Aim of the exercise —
All of the listing below must be repeated word for word. Pictures are the only thing to omit.

Stored data —
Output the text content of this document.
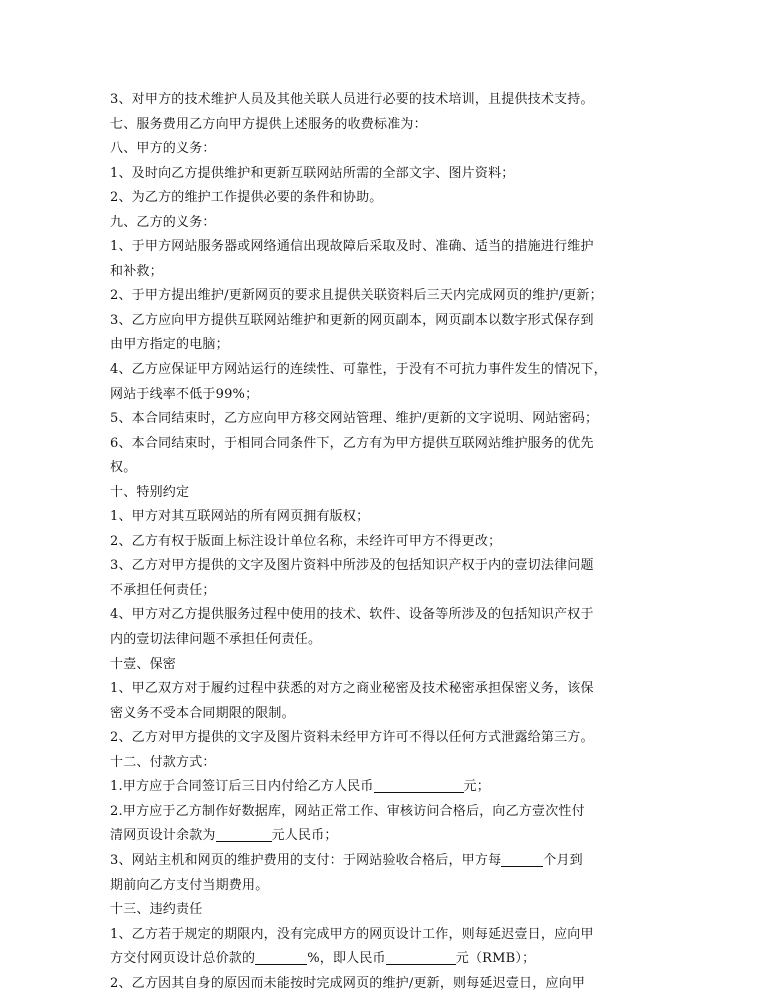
3、对甲方的技术维护人员及其他关联人员进行必要的技术培训，且提供技术支持。
七、服务费用乙方向甲方提供上述服务的收费标准为：
八、甲方的义务：
1、及时向乙方提供维护和更新互联网站所需的全部文字、图片资料；
2、为乙方的维护工作提供必要的条件和协助。
九、乙方的义务：
1、于甲方网站服务器或网络通信出现故障后采取及时、准确、适当的措施进行维护
和补救；
2、于甲方提出维护/更新网页的要求且提供关联资料后三天内完成网页的维护/更新；
3、乙方应向甲方提供互联网站维护和更新的网页副本，网页副本以数字形式保存到
由甲方指定的电脑；
4、乙方应保证甲方网站运行的连续性、可靠性，于没有不可抗力事件发生的情况下，
网站于线率不低于99%；
5、本合同结束时，乙方应向甲方移交网站管理、维护/更新的文字说明、网站密码；
6、本合同结束时，于相同合同条件下，乙方有为甲方提供互联网站维护服务的优先
权。
十、特别约定
1、甲方对其互联网站的所有网页拥有版权；
2、乙方有权于版面上标注设计单位名称，未经许可甲方不得更改；
3、乙方对甲方提供的文字及图片资料中所涉及的包括知识产权于内的壹切法律问题
不承担任何责任；
4、甲方对乙方提供服务过程中使用的技术、软件、设备等所涉及的包括知识产权于
内的壹切法律问题不承担任何责任。
十壹、保密
1、甲乙双方对于履约过程中获悉的对方之商业秘密及技术秘密承担保密义务，该保
密义务不受本合同期限的限制。
2、乙方对甲方提供的文字及图片资料未经甲方许可不得以任何方式泄露给第三方。
十二、付款方式：
1.甲方应于合同签订后三日内付给乙方人民币	元；
2.甲方应于乙方制作好数据库，网站正常工作、审核访问合格后，向乙方壹次性付
清网页设计余款为	元人民币；
3、网站主机和网页的维护费用的支付：于网站验收合格后，甲方每	个月到
期前向乙方支付当期费用。
十三、违约责任
1、乙方若于规定的期限内，没有完成甲方的网页设计工作，则每延迟壹日，应向甲
方交付网页设计总价款的	%，即人民币	元（RMB）；
2、乙方因其自身的原因而未能按时完成网页的维护/更新，则每延迟壹日，应向甲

Complete response —
Output the text content of this document.
3、对甲方的技术维护人员及其他关联人员进行必要的技术培训，且提供技术支持。
七、服务费用乙方向甲方提供上述服务的收费标准为：
八、甲方的义务：
1、及时向乙方提供维护和更新互联网站所需的全部文字、图片资料；
2、为乙方的维护工作提供必要的条件和协助。
九、乙方的义务：
1、于甲方网站服务器或网络通信出现故障后采取及时、准确、适当的措施进行维护
和补救；
2、于甲方提出维护/更新网页的要求且提供关联资料后三天内完成网页的维护/更新；
3、乙方应向甲方提供互联网站维护和更新的网页副本，网页副本以数字形式保存到
由甲方指定的电脑；
4、乙方应保证甲方网站运行的连续性、可靠性，于没有不可抗力事件发生的情况下，
网站于线率不低于99%；
5、本合同结束时，乙方应向甲方移交网站管理、维护/更新的文字说明、网站密码；
6、本合同结束时，于相同合同条件下，乙方有为甲方提供互联网站维护服务的优先
权。
十、特别约定
1、甲方对其互联网站的所有网页拥有版权；
2、乙方有权于版面上标注设计单位名称，未经许可甲方不得更改；
3、乙方对甲方提供的文字及图片资料中所涉及的包括知识产权于内的壹切法律问题
不承担任何责任；
4、甲方对乙方提供服务过程中使用的技术、软件、设备等所涉及的包括知识产权于
内的壹切法律问题不承担任何责任。
十壹、保密
1、甲乙双方对于履约过程中获悉的对方之商业秘密及技术秘密承担保密义务，该保
密义务不受本合同期限的限制。
2、乙方对甲方提供的文字及图片资料未经甲方许可不得以任何方式泄露给第三方。
十二、付款方式：
1.甲方应于合同签订后三日内付给乙方人民币	元；
2.甲方应于乙方制作好数据库，网站正常工作、审核访问合格后，向乙方壹次性付
清网页设计余款为	元人民币；
3、网站主机和网页的维护费用的支付：于网站验收合格后，甲方每	个月到
期前向乙方支付当期费用。
十三、违约责任
1、乙方若于规定的期限内，没有完成甲方的网页设计工作，则每延迟壹日，应向甲
方交付网页设计总价款的	%，即人民币	元（RMB）；
2、乙方因其自身的原因而未能按时完成网页的维护/更新，则每延迟壹日，应向甲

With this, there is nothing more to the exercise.